| Given request |
In the records below, change every "colorbar-swatch" to "legend-swatch" and keep everything else the same. Leave the pictures out of your answer.
++++ Entries ++++
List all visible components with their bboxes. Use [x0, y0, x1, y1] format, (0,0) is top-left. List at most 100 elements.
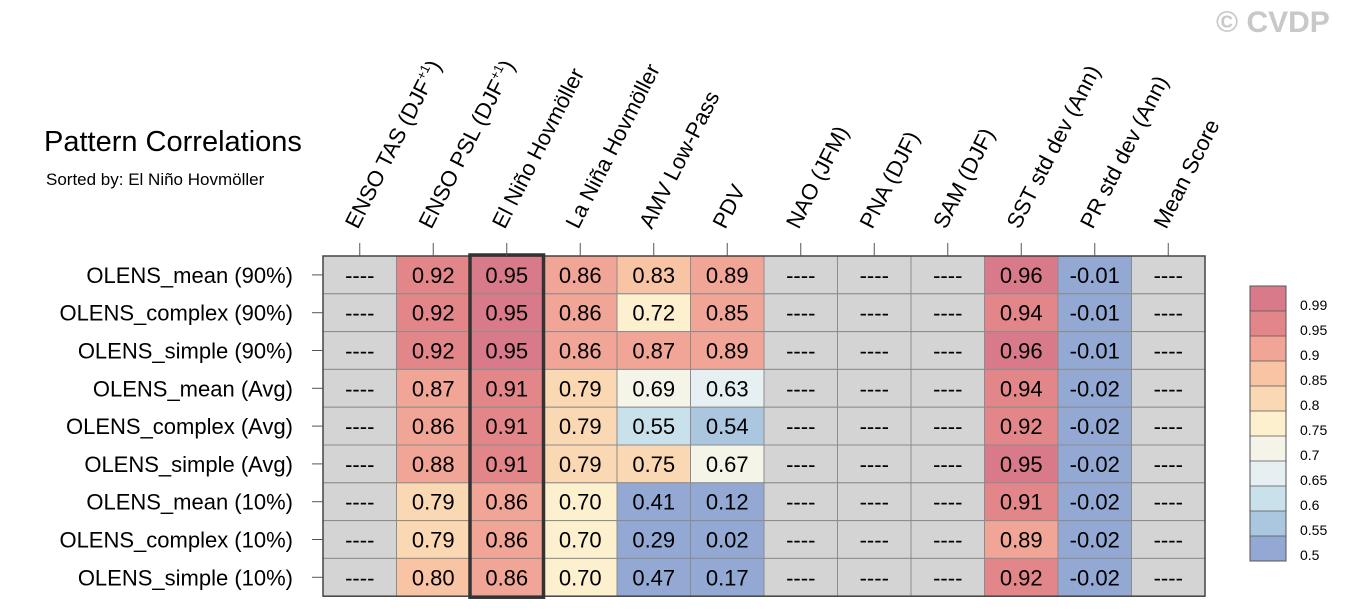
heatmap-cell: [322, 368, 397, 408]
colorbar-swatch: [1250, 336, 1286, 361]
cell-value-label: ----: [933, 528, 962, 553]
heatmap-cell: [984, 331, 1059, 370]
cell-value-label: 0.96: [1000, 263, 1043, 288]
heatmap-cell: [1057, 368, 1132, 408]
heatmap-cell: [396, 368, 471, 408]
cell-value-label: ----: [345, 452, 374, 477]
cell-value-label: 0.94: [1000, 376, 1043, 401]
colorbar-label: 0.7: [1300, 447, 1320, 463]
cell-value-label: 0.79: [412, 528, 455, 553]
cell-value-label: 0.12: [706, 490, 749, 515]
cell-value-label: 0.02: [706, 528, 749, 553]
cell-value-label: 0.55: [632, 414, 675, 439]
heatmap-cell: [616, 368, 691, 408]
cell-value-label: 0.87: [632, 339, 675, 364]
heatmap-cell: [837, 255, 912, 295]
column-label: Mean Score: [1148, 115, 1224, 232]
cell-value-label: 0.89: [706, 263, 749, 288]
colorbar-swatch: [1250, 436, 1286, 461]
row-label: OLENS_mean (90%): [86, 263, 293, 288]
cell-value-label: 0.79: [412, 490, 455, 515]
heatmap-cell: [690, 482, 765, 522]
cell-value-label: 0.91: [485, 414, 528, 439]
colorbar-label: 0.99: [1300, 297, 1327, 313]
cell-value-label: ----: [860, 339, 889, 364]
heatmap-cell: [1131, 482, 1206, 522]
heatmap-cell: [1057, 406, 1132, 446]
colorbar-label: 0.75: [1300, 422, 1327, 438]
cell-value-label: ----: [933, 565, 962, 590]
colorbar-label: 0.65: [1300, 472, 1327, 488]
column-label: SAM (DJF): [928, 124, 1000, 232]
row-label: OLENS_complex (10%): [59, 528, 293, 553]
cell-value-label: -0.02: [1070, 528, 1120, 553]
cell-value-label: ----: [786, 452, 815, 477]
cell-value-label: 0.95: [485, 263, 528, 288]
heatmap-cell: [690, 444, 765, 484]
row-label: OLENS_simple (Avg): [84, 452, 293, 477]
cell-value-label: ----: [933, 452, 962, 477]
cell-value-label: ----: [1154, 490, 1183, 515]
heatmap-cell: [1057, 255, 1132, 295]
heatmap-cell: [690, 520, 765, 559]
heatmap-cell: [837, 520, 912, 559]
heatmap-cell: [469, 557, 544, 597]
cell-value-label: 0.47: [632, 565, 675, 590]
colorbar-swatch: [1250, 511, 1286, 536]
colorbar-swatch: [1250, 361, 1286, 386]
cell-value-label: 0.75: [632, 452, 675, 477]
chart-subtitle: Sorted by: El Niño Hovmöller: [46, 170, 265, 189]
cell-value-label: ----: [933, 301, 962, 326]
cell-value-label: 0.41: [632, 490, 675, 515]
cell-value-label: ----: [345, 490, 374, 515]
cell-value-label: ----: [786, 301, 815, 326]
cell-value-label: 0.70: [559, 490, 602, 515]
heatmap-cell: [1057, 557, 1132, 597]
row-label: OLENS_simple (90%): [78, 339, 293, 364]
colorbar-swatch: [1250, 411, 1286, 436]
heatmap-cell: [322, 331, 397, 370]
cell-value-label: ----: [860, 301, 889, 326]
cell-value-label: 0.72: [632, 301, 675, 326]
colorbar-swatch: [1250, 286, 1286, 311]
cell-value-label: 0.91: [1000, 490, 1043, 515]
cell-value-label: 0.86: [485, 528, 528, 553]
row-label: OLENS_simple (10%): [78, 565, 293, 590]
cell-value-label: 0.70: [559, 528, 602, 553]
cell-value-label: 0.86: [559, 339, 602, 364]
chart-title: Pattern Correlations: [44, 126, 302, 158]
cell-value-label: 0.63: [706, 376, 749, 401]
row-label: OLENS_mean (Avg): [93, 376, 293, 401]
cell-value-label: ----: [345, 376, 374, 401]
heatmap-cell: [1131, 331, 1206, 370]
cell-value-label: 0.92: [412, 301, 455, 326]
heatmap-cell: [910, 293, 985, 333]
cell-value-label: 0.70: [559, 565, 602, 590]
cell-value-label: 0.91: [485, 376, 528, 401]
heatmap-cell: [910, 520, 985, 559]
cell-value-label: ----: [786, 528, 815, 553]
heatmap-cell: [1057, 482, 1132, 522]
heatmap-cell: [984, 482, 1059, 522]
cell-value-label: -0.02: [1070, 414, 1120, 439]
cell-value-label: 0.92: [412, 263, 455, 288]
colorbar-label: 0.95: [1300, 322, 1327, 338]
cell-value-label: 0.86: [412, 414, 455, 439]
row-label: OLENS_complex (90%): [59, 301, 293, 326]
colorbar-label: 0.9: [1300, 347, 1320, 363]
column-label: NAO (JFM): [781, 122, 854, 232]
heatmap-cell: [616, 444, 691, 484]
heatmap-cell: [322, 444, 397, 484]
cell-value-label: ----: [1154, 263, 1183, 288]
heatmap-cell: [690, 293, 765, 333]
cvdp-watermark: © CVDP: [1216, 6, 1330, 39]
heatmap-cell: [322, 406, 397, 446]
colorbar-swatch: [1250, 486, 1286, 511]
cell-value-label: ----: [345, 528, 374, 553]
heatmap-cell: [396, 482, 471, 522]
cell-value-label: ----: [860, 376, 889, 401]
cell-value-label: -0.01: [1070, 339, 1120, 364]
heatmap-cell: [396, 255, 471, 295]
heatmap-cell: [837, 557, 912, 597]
++++
| Solution for this problem |
List all visible components with their bboxes. Use [x0, y0, x1, y1] format, (0,0) is top-left. List at most 100 elements.
heatmap-cell: [322, 368, 397, 408]
legend-swatch: [1250, 336, 1286, 361]
cell-value-label: ----: [933, 528, 962, 553]
heatmap-cell: [984, 331, 1059, 370]
cell-value-label: 0.96: [1000, 263, 1043, 288]
heatmap-cell: [1057, 368, 1132, 408]
heatmap-cell: [396, 368, 471, 408]
cell-value-label: ----: [345, 452, 374, 477]
cell-value-label: 0.94: [1000, 376, 1043, 401]
colorbar-label: 0.7: [1300, 447, 1320, 463]
cell-value-label: 0.79: [412, 528, 455, 553]
cell-value-label: 0.12: [706, 490, 749, 515]
cell-value-label: 0.02: [706, 528, 749, 553]
cell-value-label: 0.55: [632, 414, 675, 439]
heatmap-cell: [616, 368, 691, 408]
cell-value-label: 0.87: [632, 339, 675, 364]
heatmap-cell: [837, 255, 912, 295]
column-label: Mean Score: [1148, 115, 1224, 232]
cell-value-label: 0.89: [706, 263, 749, 288]
legend-swatch: [1250, 436, 1286, 461]
row-label: OLENS_mean (90%): [86, 263, 293, 288]
cell-value-label: 0.79: [412, 490, 455, 515]
heatmap-cell: [690, 482, 765, 522]
cell-value-label: 0.91: [485, 414, 528, 439]
colorbar-label: 0.99: [1300, 297, 1327, 313]
cell-value-label: ----: [860, 339, 889, 364]
heatmap-cell: [1131, 482, 1206, 522]
heatmap-cell: [1057, 406, 1132, 446]
colorbar-label: 0.75: [1300, 422, 1327, 438]
cell-value-label: ----: [933, 565, 962, 590]
colorbar-label: 0.65: [1300, 472, 1327, 488]
column-label: SAM (DJF): [928, 124, 1000, 232]
row-label: OLENS_complex (10%): [59, 528, 293, 553]
cell-value-label: -0.02: [1070, 528, 1120, 553]
cell-value-label: ----: [786, 452, 815, 477]
cell-value-label: 0.95: [485, 263, 528, 288]
heatmap-cell: [690, 444, 765, 484]
row-label: OLENS_simple (Avg): [84, 452, 293, 477]
cell-value-label: ----: [933, 452, 962, 477]
cell-value-label: ----: [1154, 490, 1183, 515]
heatmap-cell: [1057, 255, 1132, 295]
heatmap-cell: [690, 520, 765, 559]
heatmap-cell: [837, 520, 912, 559]
heatmap-cell: [469, 557, 544, 597]
cell-value-label: 0.47: [632, 565, 675, 590]
legend-swatch: [1250, 511, 1286, 536]
legend-swatch: [1250, 361, 1286, 386]
cell-value-label: 0.75: [632, 452, 675, 477]
chart-subtitle: Sorted by: El Niño Hovmöller: [46, 170, 265, 189]
cell-value-label: ----: [933, 301, 962, 326]
cell-value-label: 0.41: [632, 490, 675, 515]
cell-value-label: ----: [345, 490, 374, 515]
cell-value-label: ----: [786, 301, 815, 326]
cell-value-label: 0.70: [559, 490, 602, 515]
heatmap-cell: [1057, 557, 1132, 597]
row-label: OLENS_simple (90%): [78, 339, 293, 364]
legend-swatch: [1250, 411, 1286, 436]
heatmap-cell: [322, 331, 397, 370]
cell-value-label: ----: [860, 301, 889, 326]
cell-value-label: 0.72: [632, 301, 675, 326]
legend-swatch: [1250, 286, 1286, 311]
cell-value-label: 0.91: [1000, 490, 1043, 515]
cell-value-label: 0.86: [485, 528, 528, 553]
row-label: OLENS_simple (10%): [78, 565, 293, 590]
cell-value-label: 0.70: [559, 528, 602, 553]
cell-value-label: 0.86: [559, 339, 602, 364]
chart-title: Pattern Correlations: [44, 126, 302, 158]
cell-value-label: 0.63: [706, 376, 749, 401]
row-label: OLENS_mean (Avg): [93, 376, 293, 401]
cell-value-label: ----: [345, 376, 374, 401]
heatmap-cell: [1131, 331, 1206, 370]
cell-value-label: 0.92: [412, 301, 455, 326]
heatmap-cell: [910, 293, 985, 333]
cell-value-label: 0.70: [559, 565, 602, 590]
cell-value-label: 0.91: [485, 376, 528, 401]
heatmap-cell: [910, 520, 985, 559]
cell-value-label: ----: [786, 528, 815, 553]
heatmap-cell: [1057, 482, 1132, 522]
heatmap-cell: [984, 482, 1059, 522]
cell-value-label: -0.02: [1070, 414, 1120, 439]
cell-value-label: 0.92: [412, 263, 455, 288]
colorbar-label: 0.95: [1300, 322, 1327, 338]
cell-value-label: 0.86: [412, 414, 455, 439]
row-label: OLENS_complex (90%): [59, 301, 293, 326]
colorbar-label: 0.9: [1300, 347, 1320, 363]
column-label: NAO (JFM): [781, 122, 854, 232]
heatmap-cell: [616, 444, 691, 484]
heatmap-cell: [322, 444, 397, 484]
cell-value-label: ----: [1154, 263, 1183, 288]
heatmap-cell: [690, 293, 765, 333]
cvdp-watermark: © CVDP: [1216, 6, 1330, 39]
heatmap-cell: [322, 406, 397, 446]
legend-swatch: [1250, 486, 1286, 511]
cell-value-label: ----: [345, 528, 374, 553]
heatmap-cell: [396, 482, 471, 522]
cell-value-label: ----: [860, 376, 889, 401]
cell-value-label: -0.01: [1070, 339, 1120, 364]
heatmap-cell: [396, 255, 471, 295]
heatmap-cell: [837, 557, 912, 597]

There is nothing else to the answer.